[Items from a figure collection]
+++

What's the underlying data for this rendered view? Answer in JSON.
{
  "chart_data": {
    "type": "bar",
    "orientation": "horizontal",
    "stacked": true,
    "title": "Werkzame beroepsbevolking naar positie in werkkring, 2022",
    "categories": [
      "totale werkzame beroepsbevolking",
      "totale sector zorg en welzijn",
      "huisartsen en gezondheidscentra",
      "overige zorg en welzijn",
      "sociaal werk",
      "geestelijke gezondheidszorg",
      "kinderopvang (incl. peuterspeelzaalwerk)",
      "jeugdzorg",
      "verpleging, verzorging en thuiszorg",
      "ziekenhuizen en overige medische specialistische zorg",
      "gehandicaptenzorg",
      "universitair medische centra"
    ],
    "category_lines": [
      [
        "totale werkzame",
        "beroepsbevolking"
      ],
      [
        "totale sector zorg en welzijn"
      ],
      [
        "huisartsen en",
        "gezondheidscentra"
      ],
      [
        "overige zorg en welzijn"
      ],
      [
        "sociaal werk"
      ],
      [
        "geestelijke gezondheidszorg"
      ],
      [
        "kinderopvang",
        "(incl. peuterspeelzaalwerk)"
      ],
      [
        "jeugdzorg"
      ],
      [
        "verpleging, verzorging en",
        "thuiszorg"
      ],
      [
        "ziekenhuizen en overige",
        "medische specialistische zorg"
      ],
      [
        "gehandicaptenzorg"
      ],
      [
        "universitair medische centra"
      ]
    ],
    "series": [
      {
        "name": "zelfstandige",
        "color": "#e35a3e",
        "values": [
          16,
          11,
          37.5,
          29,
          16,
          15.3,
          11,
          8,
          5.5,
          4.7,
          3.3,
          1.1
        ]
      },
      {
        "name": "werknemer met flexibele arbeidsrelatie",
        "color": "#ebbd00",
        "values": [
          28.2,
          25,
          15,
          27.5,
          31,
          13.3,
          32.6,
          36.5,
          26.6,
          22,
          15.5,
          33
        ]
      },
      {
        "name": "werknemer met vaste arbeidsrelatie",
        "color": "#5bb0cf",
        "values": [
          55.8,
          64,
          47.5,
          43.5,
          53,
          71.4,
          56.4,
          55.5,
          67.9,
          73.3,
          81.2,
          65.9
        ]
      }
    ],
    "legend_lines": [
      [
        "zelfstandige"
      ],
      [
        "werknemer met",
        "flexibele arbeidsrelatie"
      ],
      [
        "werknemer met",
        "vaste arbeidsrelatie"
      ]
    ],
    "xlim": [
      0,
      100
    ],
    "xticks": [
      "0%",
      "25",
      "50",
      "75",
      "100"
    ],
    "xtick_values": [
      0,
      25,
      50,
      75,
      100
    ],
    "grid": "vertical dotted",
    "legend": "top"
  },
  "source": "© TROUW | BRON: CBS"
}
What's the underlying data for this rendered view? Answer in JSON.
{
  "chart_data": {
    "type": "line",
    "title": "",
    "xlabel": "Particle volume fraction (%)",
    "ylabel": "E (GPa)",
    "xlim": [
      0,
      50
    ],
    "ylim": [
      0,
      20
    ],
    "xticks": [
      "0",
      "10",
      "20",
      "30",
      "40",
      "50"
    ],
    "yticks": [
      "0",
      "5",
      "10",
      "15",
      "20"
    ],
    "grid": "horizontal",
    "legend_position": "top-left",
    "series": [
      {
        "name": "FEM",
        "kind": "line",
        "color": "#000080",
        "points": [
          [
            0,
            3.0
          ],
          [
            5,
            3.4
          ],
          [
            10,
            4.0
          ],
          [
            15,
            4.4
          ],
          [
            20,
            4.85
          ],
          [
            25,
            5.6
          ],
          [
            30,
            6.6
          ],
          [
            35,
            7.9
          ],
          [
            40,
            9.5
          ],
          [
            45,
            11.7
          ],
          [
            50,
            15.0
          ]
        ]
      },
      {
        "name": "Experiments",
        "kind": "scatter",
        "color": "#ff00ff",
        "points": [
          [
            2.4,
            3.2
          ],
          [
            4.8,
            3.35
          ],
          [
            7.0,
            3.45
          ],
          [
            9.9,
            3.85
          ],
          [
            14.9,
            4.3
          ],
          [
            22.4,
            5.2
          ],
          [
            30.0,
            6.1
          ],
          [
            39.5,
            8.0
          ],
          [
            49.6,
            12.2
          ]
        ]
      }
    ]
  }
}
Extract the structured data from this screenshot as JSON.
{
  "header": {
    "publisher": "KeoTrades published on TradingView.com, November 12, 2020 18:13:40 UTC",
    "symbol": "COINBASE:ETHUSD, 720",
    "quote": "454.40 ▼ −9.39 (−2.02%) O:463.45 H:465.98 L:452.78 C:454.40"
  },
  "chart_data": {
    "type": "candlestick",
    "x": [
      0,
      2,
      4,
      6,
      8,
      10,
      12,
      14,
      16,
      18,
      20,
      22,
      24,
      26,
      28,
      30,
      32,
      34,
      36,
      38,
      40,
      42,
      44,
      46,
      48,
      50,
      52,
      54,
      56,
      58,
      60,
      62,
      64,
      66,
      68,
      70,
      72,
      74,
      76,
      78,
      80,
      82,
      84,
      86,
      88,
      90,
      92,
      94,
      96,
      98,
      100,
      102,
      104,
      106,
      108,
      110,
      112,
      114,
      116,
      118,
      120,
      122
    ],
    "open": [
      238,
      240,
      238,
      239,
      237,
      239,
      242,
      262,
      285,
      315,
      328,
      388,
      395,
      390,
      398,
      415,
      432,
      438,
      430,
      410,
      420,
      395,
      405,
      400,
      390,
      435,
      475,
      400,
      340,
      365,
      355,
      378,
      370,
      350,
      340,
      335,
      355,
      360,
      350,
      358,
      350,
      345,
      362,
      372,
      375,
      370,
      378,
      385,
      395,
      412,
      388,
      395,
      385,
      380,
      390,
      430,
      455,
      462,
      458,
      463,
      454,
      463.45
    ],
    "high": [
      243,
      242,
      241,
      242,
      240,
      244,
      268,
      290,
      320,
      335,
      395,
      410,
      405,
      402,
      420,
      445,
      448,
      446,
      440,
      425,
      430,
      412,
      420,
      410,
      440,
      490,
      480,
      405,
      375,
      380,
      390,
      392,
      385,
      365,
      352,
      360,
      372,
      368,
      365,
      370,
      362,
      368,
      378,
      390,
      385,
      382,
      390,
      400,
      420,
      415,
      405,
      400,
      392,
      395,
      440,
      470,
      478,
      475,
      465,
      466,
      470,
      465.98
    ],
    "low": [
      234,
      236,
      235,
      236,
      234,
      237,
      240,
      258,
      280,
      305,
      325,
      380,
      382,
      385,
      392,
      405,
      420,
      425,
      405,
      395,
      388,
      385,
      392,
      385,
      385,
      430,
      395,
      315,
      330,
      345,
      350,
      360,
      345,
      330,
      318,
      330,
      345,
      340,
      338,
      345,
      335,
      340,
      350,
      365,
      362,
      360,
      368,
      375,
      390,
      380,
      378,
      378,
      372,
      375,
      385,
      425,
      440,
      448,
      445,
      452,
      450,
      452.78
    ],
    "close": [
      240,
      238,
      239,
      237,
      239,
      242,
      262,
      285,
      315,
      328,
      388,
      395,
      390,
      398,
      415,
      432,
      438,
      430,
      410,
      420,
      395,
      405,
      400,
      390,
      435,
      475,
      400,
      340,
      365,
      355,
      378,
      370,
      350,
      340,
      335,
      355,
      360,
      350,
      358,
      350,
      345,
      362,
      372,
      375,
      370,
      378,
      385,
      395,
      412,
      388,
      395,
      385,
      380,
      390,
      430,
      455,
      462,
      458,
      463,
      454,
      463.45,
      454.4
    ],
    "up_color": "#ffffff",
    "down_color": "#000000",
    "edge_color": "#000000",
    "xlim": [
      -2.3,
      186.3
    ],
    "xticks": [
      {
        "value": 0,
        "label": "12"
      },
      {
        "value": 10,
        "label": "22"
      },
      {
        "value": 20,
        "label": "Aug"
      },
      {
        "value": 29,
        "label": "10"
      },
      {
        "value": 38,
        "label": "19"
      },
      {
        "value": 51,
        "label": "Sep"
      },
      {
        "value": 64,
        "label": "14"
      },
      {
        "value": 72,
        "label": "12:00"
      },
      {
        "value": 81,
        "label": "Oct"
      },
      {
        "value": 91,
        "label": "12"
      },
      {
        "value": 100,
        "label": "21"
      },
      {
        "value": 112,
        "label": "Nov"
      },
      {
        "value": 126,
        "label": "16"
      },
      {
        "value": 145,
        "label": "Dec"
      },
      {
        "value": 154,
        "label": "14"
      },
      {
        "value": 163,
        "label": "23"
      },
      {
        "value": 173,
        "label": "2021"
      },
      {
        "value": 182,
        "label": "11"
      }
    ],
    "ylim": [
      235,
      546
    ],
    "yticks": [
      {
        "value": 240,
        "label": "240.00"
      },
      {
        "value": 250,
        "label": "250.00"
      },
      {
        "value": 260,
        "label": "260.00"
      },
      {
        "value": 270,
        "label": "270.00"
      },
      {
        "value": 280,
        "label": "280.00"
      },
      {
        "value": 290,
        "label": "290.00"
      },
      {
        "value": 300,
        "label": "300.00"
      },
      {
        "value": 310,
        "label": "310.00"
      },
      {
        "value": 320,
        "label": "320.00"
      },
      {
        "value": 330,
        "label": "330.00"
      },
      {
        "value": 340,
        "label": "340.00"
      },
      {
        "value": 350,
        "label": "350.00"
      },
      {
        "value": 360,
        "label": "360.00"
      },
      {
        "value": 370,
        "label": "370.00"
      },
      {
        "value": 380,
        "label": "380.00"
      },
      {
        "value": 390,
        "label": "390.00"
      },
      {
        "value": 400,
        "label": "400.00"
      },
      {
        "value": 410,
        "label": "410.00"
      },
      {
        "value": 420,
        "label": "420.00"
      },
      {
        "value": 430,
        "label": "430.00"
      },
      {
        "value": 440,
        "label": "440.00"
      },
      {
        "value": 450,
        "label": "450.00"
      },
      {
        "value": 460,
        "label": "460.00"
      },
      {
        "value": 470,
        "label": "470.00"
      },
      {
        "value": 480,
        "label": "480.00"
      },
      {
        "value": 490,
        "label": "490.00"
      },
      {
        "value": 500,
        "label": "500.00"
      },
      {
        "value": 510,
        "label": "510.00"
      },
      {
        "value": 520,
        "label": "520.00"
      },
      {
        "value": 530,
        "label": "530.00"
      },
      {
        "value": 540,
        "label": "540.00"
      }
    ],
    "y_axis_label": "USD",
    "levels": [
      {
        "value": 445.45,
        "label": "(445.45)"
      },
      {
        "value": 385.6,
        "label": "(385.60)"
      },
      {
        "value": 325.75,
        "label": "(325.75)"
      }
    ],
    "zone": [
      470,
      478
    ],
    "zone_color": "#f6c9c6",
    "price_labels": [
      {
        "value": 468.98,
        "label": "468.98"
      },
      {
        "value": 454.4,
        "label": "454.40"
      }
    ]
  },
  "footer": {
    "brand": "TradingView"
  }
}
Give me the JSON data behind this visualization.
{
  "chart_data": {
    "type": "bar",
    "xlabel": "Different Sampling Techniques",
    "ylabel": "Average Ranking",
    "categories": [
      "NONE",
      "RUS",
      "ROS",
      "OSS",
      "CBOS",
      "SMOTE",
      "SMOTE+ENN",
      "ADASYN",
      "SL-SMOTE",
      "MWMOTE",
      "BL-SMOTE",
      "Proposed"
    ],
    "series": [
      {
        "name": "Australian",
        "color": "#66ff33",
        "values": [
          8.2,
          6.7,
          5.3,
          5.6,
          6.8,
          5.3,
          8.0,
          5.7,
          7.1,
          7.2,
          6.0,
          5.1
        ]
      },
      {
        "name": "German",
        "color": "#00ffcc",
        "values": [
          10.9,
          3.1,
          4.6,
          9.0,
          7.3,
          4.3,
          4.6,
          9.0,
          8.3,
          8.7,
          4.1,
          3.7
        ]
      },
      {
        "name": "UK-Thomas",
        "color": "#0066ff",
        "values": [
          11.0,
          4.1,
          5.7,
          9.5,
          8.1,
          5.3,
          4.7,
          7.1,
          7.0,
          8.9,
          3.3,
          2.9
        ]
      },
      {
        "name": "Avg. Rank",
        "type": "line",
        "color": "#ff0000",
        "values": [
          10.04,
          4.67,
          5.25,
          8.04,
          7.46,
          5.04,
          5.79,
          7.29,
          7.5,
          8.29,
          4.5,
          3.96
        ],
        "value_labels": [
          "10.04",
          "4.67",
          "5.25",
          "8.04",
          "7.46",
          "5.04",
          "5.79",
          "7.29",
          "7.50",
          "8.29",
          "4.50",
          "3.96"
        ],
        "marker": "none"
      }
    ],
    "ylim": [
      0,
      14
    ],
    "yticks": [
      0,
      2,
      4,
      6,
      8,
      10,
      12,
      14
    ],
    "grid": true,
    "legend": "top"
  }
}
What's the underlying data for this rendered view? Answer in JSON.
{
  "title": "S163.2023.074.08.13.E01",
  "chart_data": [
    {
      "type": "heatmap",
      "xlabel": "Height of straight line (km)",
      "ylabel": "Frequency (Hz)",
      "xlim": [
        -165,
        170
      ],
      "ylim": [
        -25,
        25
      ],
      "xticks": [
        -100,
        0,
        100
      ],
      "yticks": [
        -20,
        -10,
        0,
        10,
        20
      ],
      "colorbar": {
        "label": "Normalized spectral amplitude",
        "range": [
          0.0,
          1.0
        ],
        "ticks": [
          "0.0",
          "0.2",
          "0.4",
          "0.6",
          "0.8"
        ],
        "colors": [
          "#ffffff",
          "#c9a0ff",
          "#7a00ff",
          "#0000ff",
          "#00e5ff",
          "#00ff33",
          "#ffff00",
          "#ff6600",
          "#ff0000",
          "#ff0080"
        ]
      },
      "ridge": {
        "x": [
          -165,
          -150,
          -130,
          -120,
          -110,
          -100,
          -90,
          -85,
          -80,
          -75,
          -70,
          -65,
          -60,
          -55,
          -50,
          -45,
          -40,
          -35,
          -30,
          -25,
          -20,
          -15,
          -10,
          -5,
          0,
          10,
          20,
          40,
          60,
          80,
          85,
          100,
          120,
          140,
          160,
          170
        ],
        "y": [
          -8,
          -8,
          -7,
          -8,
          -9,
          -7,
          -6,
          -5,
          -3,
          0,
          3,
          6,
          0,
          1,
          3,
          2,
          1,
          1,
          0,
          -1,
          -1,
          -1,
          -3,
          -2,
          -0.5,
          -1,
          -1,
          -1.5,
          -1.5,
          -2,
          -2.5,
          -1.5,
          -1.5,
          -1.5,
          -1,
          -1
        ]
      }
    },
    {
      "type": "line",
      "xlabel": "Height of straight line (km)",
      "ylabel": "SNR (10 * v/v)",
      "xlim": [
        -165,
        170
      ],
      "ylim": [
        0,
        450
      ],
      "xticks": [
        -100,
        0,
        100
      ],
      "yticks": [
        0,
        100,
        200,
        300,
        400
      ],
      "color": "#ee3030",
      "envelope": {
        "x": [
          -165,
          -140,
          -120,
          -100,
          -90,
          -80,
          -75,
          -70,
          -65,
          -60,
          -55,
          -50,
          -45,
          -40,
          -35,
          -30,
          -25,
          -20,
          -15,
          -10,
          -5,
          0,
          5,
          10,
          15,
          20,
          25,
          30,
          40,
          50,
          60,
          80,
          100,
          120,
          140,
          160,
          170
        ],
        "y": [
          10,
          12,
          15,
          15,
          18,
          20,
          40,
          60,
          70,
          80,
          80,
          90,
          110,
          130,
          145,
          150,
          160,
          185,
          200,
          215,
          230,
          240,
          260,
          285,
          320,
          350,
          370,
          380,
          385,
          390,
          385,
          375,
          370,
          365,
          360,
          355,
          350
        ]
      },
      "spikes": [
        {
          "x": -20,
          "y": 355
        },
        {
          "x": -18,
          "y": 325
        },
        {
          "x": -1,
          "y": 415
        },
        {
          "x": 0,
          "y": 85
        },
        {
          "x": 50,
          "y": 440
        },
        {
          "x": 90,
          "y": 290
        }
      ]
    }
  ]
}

+++

_Stated task_
Report how many lines in the data contain the word "huisartsen", with no words besides the number.

_In response_
2